Instructions to follow =>
Give the number of lines that include the word "heading", nothing more.

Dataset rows
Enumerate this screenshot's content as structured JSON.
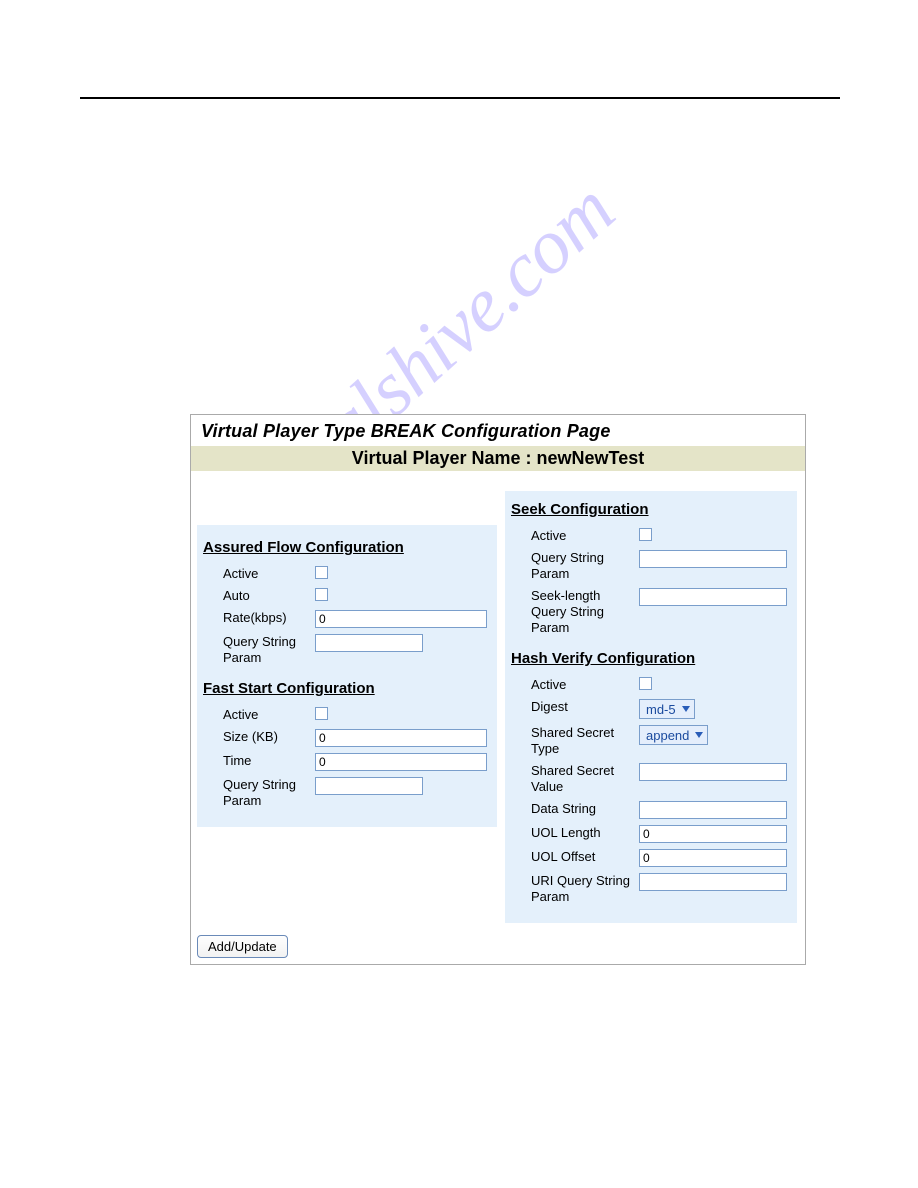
{
  "watermark": "manualshive.com",
  "panel": {
    "title": "Virtual Player Type BREAK Configuration Page",
    "player_name": "Virtual Player Name : newNewTest"
  },
  "assured": {
    "heading": "Assured Flow Configuration",
    "labels": {
      "active": "Active",
      "auto": "Auto",
      "rate": "Rate(kbps)",
      "qsp": "Query String Param"
    },
    "values": {
      "rate": "0",
      "qsp": ""
    }
  },
  "faststart": {
    "heading": "Fast Start Configuration",
    "labels": {
      "active": "Active",
      "size": "Size (KB)",
      "time": "Time",
      "qsp": "Query String Param"
    },
    "values": {
      "size": "0",
      "time": "0",
      "qsp": ""
    }
  },
  "seek": {
    "heading": "Seek Configuration",
    "labels": {
      "active": "Active",
      "qsp": "Query String Param",
      "slqsp": "Seek-length Query String Param"
    },
    "values": {
      "qsp": "",
      "slqsp": ""
    }
  },
  "hash": {
    "heading": "Hash Verify Configuration",
    "labels": {
      "active": "Active",
      "digest": "Digest",
      "sst": "Shared Secret Type",
      "ssv": "Shared Secret Value",
      "ds": "Data String",
      "uoll": "UOL Length",
      "uolo": "UOL Offset",
      "uriqsp": "URI Query String Param"
    },
    "values": {
      "digest": "md-5",
      "sst": "append",
      "ssv": "",
      "ds": "",
      "uoll": "0",
      "uolo": "0",
      "uriqsp": ""
    }
  },
  "buttons": {
    "add_update": "Add/Update"
  }
}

Full answer =>
4